GIVEN REQUEST: Isolate every line in the records below with "median" in it.

============

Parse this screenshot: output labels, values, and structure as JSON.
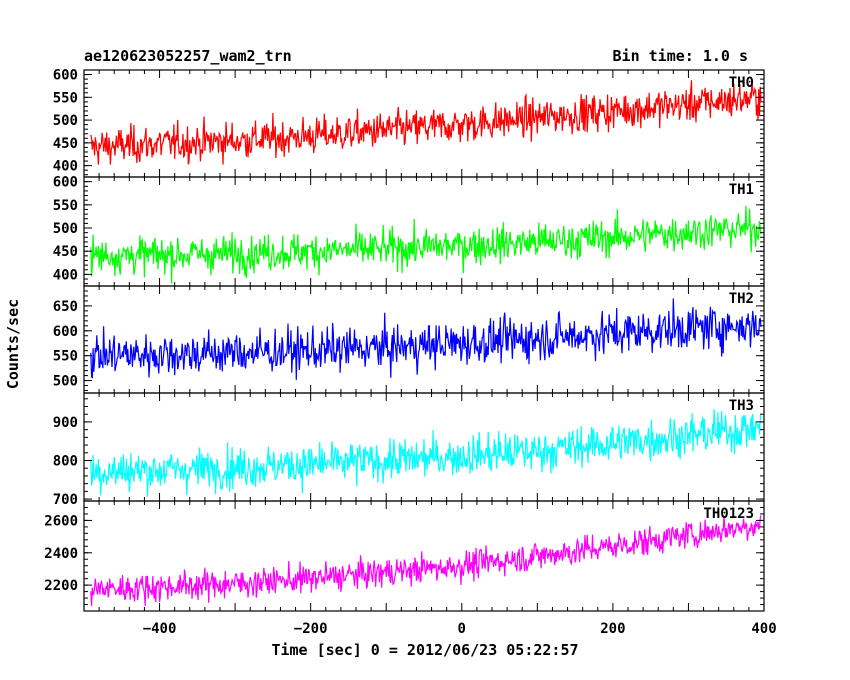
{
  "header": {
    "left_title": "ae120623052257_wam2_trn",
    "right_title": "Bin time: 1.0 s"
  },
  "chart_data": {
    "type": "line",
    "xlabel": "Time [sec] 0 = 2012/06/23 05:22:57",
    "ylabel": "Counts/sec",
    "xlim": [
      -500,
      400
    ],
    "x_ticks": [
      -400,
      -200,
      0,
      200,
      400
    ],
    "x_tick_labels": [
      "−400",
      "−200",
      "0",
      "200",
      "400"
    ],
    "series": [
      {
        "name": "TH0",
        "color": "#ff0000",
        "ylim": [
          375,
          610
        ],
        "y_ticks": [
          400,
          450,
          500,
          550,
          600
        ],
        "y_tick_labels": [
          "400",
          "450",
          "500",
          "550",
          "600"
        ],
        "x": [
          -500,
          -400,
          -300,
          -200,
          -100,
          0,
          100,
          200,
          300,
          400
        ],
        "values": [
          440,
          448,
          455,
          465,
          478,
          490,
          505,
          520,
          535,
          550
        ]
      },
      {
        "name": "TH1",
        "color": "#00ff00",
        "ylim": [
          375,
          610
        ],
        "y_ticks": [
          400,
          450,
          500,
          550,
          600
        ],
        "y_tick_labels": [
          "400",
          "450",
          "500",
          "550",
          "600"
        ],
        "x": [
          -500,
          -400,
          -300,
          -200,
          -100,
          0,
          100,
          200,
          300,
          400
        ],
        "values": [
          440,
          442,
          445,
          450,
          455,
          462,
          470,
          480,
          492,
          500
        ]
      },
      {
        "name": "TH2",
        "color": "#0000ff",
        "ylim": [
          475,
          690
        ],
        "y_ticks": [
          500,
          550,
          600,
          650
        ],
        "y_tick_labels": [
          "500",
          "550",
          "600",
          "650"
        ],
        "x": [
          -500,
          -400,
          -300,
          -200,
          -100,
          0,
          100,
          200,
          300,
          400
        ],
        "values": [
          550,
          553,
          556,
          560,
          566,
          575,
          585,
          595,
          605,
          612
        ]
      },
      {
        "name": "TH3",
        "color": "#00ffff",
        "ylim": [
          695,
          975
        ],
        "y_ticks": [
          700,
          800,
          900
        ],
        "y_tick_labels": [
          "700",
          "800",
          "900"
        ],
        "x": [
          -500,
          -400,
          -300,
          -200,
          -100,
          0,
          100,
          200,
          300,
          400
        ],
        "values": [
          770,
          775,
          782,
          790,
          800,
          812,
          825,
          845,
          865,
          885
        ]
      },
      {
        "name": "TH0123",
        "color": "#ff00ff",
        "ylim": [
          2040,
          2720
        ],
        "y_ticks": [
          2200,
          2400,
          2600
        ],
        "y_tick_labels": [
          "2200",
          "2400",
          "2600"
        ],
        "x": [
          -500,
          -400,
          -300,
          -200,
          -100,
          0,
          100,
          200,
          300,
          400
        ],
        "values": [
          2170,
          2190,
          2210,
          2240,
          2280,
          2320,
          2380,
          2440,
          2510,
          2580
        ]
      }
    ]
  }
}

============

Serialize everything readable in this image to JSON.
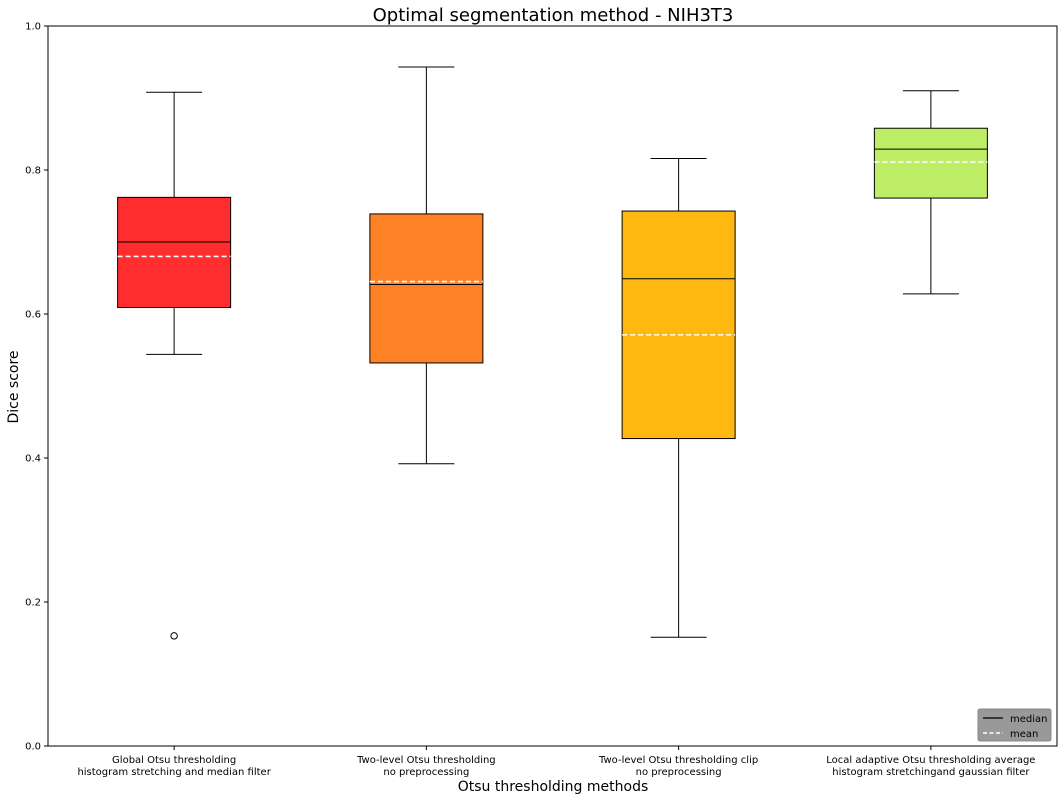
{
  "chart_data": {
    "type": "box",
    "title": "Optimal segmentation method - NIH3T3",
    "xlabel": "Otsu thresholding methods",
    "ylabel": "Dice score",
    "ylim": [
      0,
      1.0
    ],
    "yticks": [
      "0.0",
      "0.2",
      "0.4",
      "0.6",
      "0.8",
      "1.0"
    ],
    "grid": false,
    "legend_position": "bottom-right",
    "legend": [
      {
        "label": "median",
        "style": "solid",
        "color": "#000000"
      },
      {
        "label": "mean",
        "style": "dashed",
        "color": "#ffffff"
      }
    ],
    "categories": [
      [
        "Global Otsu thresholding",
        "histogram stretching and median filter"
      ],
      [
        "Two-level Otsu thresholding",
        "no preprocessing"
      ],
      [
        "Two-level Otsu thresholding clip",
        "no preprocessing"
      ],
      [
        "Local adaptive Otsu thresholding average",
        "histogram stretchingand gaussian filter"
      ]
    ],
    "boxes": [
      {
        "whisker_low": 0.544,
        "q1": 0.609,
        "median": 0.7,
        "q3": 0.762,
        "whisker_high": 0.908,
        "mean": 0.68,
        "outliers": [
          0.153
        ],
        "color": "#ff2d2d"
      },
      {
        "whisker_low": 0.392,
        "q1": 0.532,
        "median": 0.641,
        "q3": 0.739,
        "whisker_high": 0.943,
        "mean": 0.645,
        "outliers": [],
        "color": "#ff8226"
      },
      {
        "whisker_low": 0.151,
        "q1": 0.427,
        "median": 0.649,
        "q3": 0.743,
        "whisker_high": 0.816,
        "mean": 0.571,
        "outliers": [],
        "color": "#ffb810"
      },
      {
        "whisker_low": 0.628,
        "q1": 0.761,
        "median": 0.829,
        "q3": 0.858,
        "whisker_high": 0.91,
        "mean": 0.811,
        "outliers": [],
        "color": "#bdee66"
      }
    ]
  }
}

============

SOLUTION TO THIS TASK:
        "label": "median",
        "histogram stretching and median filter"
        "median": 0.7,
        "median": 0.641,
        "median": 0.649,
        "median": 0.829,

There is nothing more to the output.